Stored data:

* * * * * * * * *

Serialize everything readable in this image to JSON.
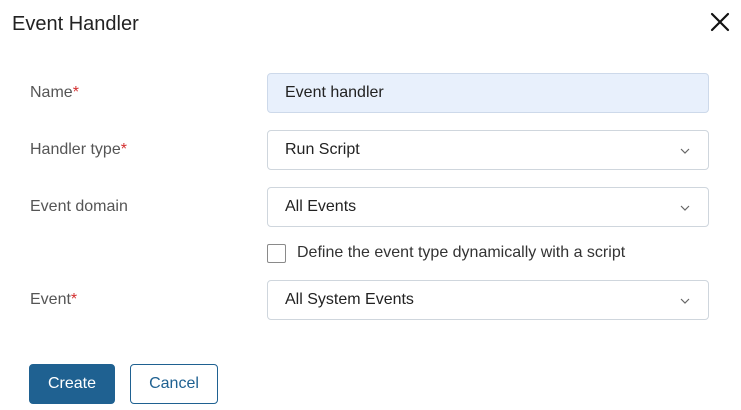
{
  "dialog": {
    "title": "Event Handler",
    "close_icon": "close-icon"
  },
  "form": {
    "name": {
      "label": "Name",
      "required_mark": "*",
      "value": "Event handler"
    },
    "handler_type": {
      "label": "Handler type",
      "required_mark": "*",
      "value": "Run Script"
    },
    "event_domain": {
      "label": "Event domain",
      "value": "All Events"
    },
    "dynamic_checkbox": {
      "label": "Define the event type dynamically with a script",
      "checked": false
    },
    "event": {
      "label": "Event",
      "required_mark": "*",
      "value": "All System Events"
    }
  },
  "buttons": {
    "create_label": "Create",
    "cancel_label": "Cancel"
  },
  "colors": {
    "primary": "#1f6191",
    "required": "#d32f2f",
    "filled_input_bg": "#e8f0fc"
  }
}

* * * * * * * * *

Transcribe all the data word for word; the images stay out.

Serialize everything readable in this image to JSON.
{
  "dialog": {
    "title": "Event Handler",
    "close_icon": "close-icon"
  },
  "form": {
    "name": {
      "label": "Name",
      "required_mark": "*",
      "value": "Event handler"
    },
    "handler_type": {
      "label": "Handler type",
      "required_mark": "*",
      "value": "Run Script"
    },
    "event_domain": {
      "label": "Event domain",
      "value": "All Events"
    },
    "dynamic_checkbox": {
      "label": "Define the event type dynamically with a script",
      "checked": false
    },
    "event": {
      "label": "Event",
      "required_mark": "*",
      "value": "All System Events"
    }
  },
  "buttons": {
    "create_label": "Create",
    "cancel_label": "Cancel"
  },
  "colors": {
    "primary": "#1f6191",
    "required": "#d32f2f",
    "filled_input_bg": "#e8f0fc"
  }
}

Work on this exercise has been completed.